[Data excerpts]
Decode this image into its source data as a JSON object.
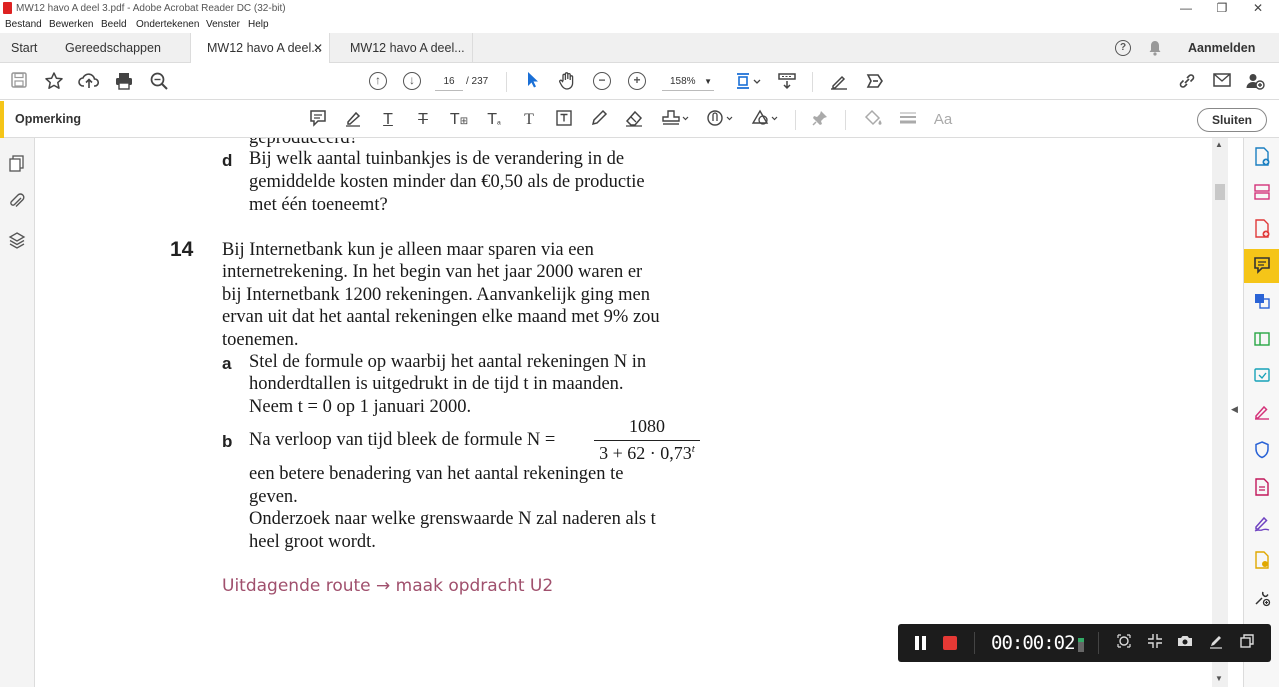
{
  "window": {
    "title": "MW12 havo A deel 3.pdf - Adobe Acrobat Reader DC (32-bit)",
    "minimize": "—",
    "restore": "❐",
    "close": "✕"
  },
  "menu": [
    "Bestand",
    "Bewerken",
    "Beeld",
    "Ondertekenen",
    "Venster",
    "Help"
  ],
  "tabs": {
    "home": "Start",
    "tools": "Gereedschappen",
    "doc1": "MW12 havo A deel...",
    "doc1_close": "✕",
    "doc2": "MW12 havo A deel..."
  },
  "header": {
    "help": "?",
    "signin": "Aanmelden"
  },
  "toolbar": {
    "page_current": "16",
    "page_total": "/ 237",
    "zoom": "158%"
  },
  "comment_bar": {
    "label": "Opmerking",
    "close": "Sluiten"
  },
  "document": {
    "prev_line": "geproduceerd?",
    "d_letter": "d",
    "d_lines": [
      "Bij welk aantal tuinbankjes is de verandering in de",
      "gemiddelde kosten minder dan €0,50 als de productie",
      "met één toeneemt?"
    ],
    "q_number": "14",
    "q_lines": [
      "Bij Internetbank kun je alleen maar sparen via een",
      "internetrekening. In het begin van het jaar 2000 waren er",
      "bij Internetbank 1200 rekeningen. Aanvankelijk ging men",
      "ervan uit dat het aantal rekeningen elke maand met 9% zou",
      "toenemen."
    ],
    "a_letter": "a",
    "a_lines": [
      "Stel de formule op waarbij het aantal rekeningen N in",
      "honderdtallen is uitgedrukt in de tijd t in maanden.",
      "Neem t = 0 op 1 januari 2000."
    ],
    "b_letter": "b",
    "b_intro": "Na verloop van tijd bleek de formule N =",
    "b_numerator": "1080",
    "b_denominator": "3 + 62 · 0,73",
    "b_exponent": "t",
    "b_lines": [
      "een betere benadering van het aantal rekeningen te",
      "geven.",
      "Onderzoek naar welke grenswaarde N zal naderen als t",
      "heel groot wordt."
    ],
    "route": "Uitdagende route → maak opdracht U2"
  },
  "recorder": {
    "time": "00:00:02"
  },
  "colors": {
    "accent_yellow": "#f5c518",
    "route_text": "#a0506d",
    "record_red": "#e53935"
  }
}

--

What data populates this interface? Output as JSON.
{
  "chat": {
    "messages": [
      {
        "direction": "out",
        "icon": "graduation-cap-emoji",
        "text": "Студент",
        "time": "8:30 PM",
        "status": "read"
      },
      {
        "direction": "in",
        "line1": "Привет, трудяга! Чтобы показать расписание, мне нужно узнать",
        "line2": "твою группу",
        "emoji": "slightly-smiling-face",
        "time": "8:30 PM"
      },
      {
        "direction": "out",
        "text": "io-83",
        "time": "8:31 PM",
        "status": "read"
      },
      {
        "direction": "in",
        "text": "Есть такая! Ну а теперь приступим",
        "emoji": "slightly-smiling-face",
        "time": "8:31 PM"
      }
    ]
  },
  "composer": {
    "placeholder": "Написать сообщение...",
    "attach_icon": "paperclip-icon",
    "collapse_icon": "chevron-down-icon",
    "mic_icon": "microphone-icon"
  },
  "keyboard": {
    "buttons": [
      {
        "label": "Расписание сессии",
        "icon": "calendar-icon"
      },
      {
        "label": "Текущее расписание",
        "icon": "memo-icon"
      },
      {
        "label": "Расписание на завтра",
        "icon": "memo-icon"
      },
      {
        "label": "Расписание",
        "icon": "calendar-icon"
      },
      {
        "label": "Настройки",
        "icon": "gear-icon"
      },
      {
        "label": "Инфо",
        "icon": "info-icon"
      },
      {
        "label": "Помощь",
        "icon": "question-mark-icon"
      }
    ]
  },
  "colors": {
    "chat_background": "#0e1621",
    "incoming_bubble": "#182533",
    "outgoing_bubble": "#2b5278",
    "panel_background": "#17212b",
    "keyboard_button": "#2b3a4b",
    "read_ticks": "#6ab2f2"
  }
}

■ PROMPT
Only lines with the word "tijd" should be collected from the material.

■ REPLY TO THE TASK
      "honderdtallen is uitgedrukt in de tijd t in maanden.",
    "b_intro": "Na verloop van tijd bleek de formule N =",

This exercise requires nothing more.